WRITTEN TASK
How many lines in the entries below contain "Roddy"? Answer with the number only.

ENTRIES SHOWN
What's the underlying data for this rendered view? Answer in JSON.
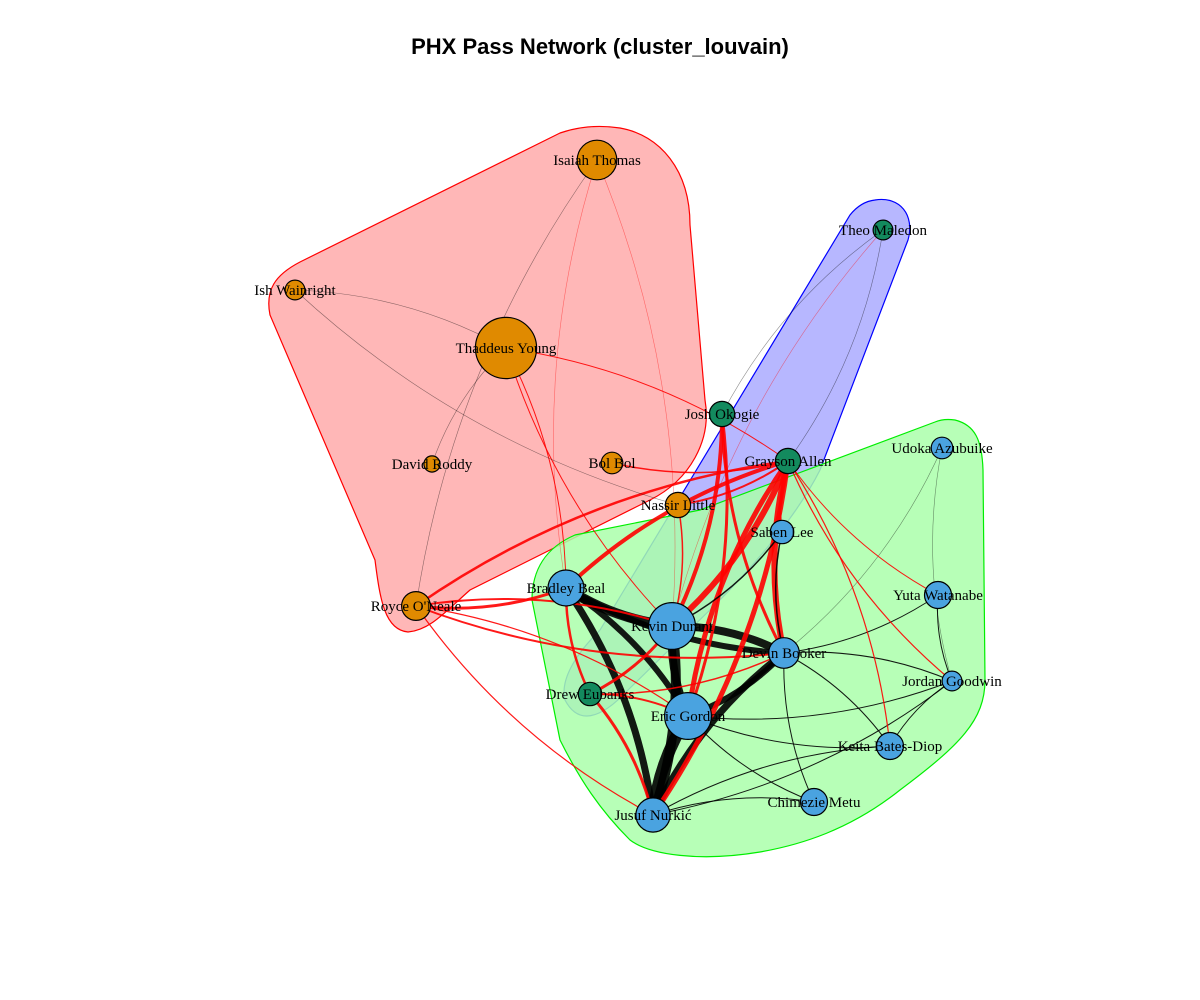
{
  "title": "PHX Pass Network (cluster_louvain)",
  "colors": {
    "cluster_red_fill": "#FFAAAA",
    "cluster_red_stroke": "#FF0000",
    "cluster_blue_fill": "#AAAAFF",
    "cluster_blue_stroke": "#0000FF",
    "cluster_green_fill": "#AAFFAA",
    "cluster_green_stroke": "#00EE00",
    "node_orange": "#E08A00",
    "node_green": "#138A5E",
    "node_blue": "#4AA3E0",
    "edge_between": "#FF0000",
    "edge_within": "#000000"
  },
  "clusters": [
    {
      "id": "red",
      "members": [
        "Isaiah Thomas",
        "Ish Wainright",
        "Thaddeus Young",
        "David Roddy",
        "Bol Bol",
        "Nassir Little",
        "Royce O'Neale"
      ]
    },
    {
      "id": "blue",
      "members": [
        "Theo Maledon",
        "Josh Okogie",
        "Grayson Allen",
        "Drew Eubanks"
      ]
    },
    {
      "id": "green",
      "members": [
        "Udoka Azubuike",
        "Saben Lee",
        "Bradley Beal",
        "Kevin Durant",
        "Devin Booker",
        "Yuta Watanabe",
        "Jordan Goodwin",
        "Eric Gordon",
        "Keita Bates-Diop",
        "Chimezie Metu",
        "Jusuf Nurkić"
      ]
    }
  ],
  "nodes": [
    {
      "id": "Isaiah Thomas",
      "label": "Isaiah Thomas",
      "cluster": "red",
      "size": 2.2
    },
    {
      "id": "Ish Wainright",
      "label": "Ish Wainright",
      "cluster": "red",
      "size": 1.1
    },
    {
      "id": "Thaddeus Young",
      "label": "Thaddeus Young",
      "cluster": "red",
      "size": 3.4
    },
    {
      "id": "David Roddy",
      "label": "David Roddy",
      "cluster": "red",
      "size": 0.9
    },
    {
      "id": "Bol Bol",
      "label": "Bol Bol",
      "cluster": "red",
      "size": 1.2
    },
    {
      "id": "Nassir Little",
      "label": "Nassir Little",
      "cluster": "red",
      "size": 1.4
    },
    {
      "id": "Royce O'Neale",
      "label": "Royce O'Neale",
      "cluster": "red",
      "size": 1.6
    },
    {
      "id": "Theo Maledon",
      "label": "Theo Maledon",
      "cluster": "blue",
      "size": 1.1
    },
    {
      "id": "Josh Okogie",
      "label": "Josh Okogie",
      "cluster": "blue",
      "size": 1.4
    },
    {
      "id": "Grayson Allen",
      "label": "Grayson Allen",
      "cluster": "blue",
      "size": 1.4
    },
    {
      "id": "Drew Eubanks",
      "label": "Drew Eubanks",
      "cluster": "blue",
      "size": 1.3
    },
    {
      "id": "Udoka Azubuike",
      "label": "Udoka Azubuike",
      "cluster": "green",
      "size": 1.2
    },
    {
      "id": "Saben Lee",
      "label": "Saben Lee",
      "cluster": "green",
      "size": 1.3
    },
    {
      "id": "Bradley Beal",
      "label": "Bradley Beal",
      "cluster": "green",
      "size": 2.0
    },
    {
      "id": "Kevin Durant",
      "label": "Kevin Durant",
      "cluster": "green",
      "size": 2.6
    },
    {
      "id": "Devin Booker",
      "label": "Devin Booker",
      "cluster": "green",
      "size": 1.7
    },
    {
      "id": "Yuta Watanabe",
      "label": "Yuta Watanabe",
      "cluster": "green",
      "size": 1.5
    },
    {
      "id": "Jordan Goodwin",
      "label": "Jordan Goodwin",
      "cluster": "green",
      "size": 1.1
    },
    {
      "id": "Eric Gordon",
      "label": "Eric Gordon",
      "cluster": "green",
      "size": 2.6
    },
    {
      "id": "Keita Bates-Diop",
      "label": "Keita Bates-Diop",
      "cluster": "green",
      "size": 1.5
    },
    {
      "id": "Chimezie Metu",
      "label": "Chimezie Metu",
      "cluster": "green",
      "size": 1.5
    },
    {
      "id": "Jusuf Nurkić",
      "label": "Jusuf Nurkić",
      "cluster": "green",
      "size": 1.9
    }
  ],
  "edges": [
    {
      "source": "Kevin Durant",
      "target": "Jusuf Nurkić",
      "weight": 10
    },
    {
      "source": "Eric Gordon",
      "target": "Jusuf Nurkić",
      "weight": 12
    },
    {
      "source": "Bradley Beal",
      "target": "Jusuf Nurkić",
      "weight": 7
    },
    {
      "source": "Bradley Beal",
      "target": "Kevin Durant",
      "weight": 10
    },
    {
      "source": "Bradley Beal",
      "target": "Eric Gordon",
      "weight": 6
    },
    {
      "source": "Bradley Beal",
      "target": "Devin Booker",
      "weight": 6
    },
    {
      "source": "Kevin Durant",
      "target": "Devin Booker",
      "weight": 8
    },
    {
      "source": "Kevin Durant",
      "target": "Eric Gordon",
      "weight": 8
    },
    {
      "source": "Devin Booker",
      "target": "Eric Gordon",
      "weight": 6
    },
    {
      "source": "Devin Booker",
      "target": "Jusuf Nurkić",
      "weight": 7
    },
    {
      "source": "Drew Eubanks",
      "target": "Jusuf Nurkić",
      "weight": 3
    },
    {
      "source": "Drew Eubanks",
      "target": "Kevin Durant",
      "weight": 3
    },
    {
      "source": "Drew Eubanks",
      "target": "Bradley Beal",
      "weight": 2.5
    },
    {
      "source": "Grayson Allen",
      "target": "Devin Booker",
      "weight": 6
    },
    {
      "source": "Grayson Allen",
      "target": "Kevin Durant",
      "weight": 6
    },
    {
      "source": "Grayson Allen",
      "target": "Eric Gordon",
      "weight": 5
    },
    {
      "source": "Grayson Allen",
      "target": "Jusuf Nurkić",
      "weight": 5
    },
    {
      "source": "Grayson Allen",
      "target": "Bradley Beal",
      "weight": 4
    },
    {
      "source": "Josh Okogie",
      "target": "Kevin Durant",
      "weight": 4
    },
    {
      "source": "Josh Okogie",
      "target": "Devin Booker",
      "weight": 3
    },
    {
      "source": "Josh Okogie",
      "target": "Eric Gordon",
      "weight": 3
    },
    {
      "source": "Royce O'Neale",
      "target": "Bradley Beal",
      "weight": 3
    },
    {
      "source": "Royce O'Neale",
      "target": "Kevin Durant",
      "weight": 2
    },
    {
      "source": "Royce O'Neale",
      "target": "Devin Booker",
      "weight": 2
    },
    {
      "source": "Royce O'Neale",
      "target": "Grayson Allen",
      "weight": 2.5
    },
    {
      "source": "Royce O'Neale",
      "target": "Jusuf Nurkić",
      "weight": 1.2
    },
    {
      "source": "Royce O'Neale",
      "target": "Eric Gordon",
      "weight": 1.2
    },
    {
      "source": "Nassir Little",
      "target": "Grayson Allen",
      "weight": 2
    },
    {
      "source": "Nassir Little",
      "target": "Kevin Durant",
      "weight": 1.5
    },
    {
      "source": "Bol Bol",
      "target": "Grayson Allen",
      "weight": 1.5
    },
    {
      "source": "Thaddeus Young",
      "target": "Grayson Allen",
      "weight": 1
    },
    {
      "source": "Thaddeus Young",
      "target": "Kevin Durant",
      "weight": 1
    },
    {
      "source": "Thaddeus Young",
      "target": "Bradley Beal",
      "weight": 1
    },
    {
      "source": "Isaiah Thomas",
      "target": "Bradley Beal",
      "weight": 0.6
    },
    {
      "source": "Isaiah Thomas",
      "target": "Kevin Durant",
      "weight": 0.6
    },
    {
      "source": "Isaiah Thomas",
      "target": "Royce O'Neale",
      "weight": 0.5
    },
    {
      "source": "Ish Wainright",
      "target": "Thaddeus Young",
      "weight": 0.5
    },
    {
      "source": "Ish Wainright",
      "target": "Nassir Little",
      "weight": 0.5
    },
    {
      "source": "David Roddy",
      "target": "Thaddeus Young",
      "weight": 0.5
    },
    {
      "source": "Theo Maledon",
      "target": "Josh Okogie",
      "weight": 0.6
    },
    {
      "source": "Theo Maledon",
      "target": "Grayson Allen",
      "weight": 0.6
    },
    {
      "source": "Theo Maledon",
      "target": "Kevin Durant",
      "weight": 0.5
    },
    {
      "source": "Saben Lee",
      "target": "Grayson Allen",
      "weight": 2
    },
    {
      "source": "Saben Lee",
      "target": "Devin Booker",
      "weight": 1.5
    },
    {
      "source": "Saben Lee",
      "target": "Kevin Durant",
      "weight": 1.5
    },
    {
      "source": "Udoka Azubuike",
      "target": "Jordan Goodwin",
      "weight": 0.6
    },
    {
      "source": "Udoka Azubuike",
      "target": "Devin Booker",
      "weight": 0.6
    },
    {
      "source": "Yuta Watanabe",
      "target": "Jordan Goodwin",
      "weight": 1
    },
    {
      "source": "Yuta Watanabe",
      "target": "Devin Booker",
      "weight": 1
    },
    {
      "source": "Jordan Goodwin",
      "target": "Devin Booker",
      "weight": 1.2
    },
    {
      "source": "Jordan Goodwin",
      "target": "Eric Gordon",
      "weight": 1
    },
    {
      "source": "Jordan Goodwin",
      "target": "Keita Bates-Diop",
      "weight": 1
    },
    {
      "source": "Jordan Goodwin",
      "target": "Jusuf Nurkić",
      "weight": 1
    },
    {
      "source": "Keita Bates-Diop",
      "target": "Devin Booker",
      "weight": 1
    },
    {
      "source": "Keita Bates-Diop",
      "target": "Eric Gordon",
      "weight": 1
    },
    {
      "source": "Keita Bates-Diop",
      "target": "Jusuf Nurkić",
      "weight": 1
    },
    {
      "source": "Chimezie Metu",
      "target": "Devin Booker",
      "weight": 1
    },
    {
      "source": "Chimezie Metu",
      "target": "Jusuf Nurkić",
      "weight": 1
    },
    {
      "source": "Chimezie Metu",
      "target": "Eric Gordon",
      "weight": 1
    },
    {
      "source": "Grayson Allen",
      "target": "Jordan Goodwin",
      "weight": 1.2
    },
    {
      "source": "Grayson Allen",
      "target": "Keita Bates-Diop",
      "weight": 1.2
    },
    {
      "source": "Grayson Allen",
      "target": "Yuta Watanabe",
      "weight": 1
    },
    {
      "source": "Drew Eubanks",
      "target": "Eric Gordon",
      "weight": 2
    },
    {
      "source": "Drew Eubanks",
      "target": "Devin Booker",
      "weight": 1.5
    }
  ]
}
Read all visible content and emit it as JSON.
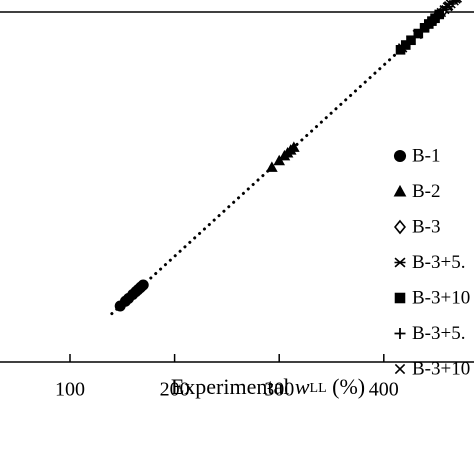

COMPLETE ANSWER
4